═══ Stored records ═══

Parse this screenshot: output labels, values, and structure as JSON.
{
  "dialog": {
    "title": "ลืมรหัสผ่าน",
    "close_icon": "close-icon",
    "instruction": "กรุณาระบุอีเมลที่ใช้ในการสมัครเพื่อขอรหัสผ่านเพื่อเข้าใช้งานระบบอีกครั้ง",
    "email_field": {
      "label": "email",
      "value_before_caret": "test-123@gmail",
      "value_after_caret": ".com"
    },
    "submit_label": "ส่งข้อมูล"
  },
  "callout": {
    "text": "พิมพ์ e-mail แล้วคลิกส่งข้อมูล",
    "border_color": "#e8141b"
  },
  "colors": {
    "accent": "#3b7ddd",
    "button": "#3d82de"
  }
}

═══

» **What you have to do**
Type out the material again exactly as presented.

» **Reply to the task**
Parse this screenshot: output labels, values, and structure as JSON.
{
  "dialog": {
    "title": "ลืมรหัสผ่าน",
    "close_icon": "close-icon",
    "instruction": "กรุณาระบุอีเมลที่ใช้ในการสมัครเพื่อขอรหัสผ่านเพื่อเข้าใช้งานระบบอีกครั้ง",
    "email_field": {
      "label": "email",
      "value_before_caret": "test-123@gmail",
      "value_after_caret": ".com"
    },
    "submit_label": "ส่งข้อมูล"
  },
  "callout": {
    "text": "พิมพ์ e-mail แล้วคลิกส่งข้อมูล",
    "border_color": "#e8141b"
  },
  "colors": {
    "accent": "#3b7ddd",
    "button": "#3d82de"
  }
}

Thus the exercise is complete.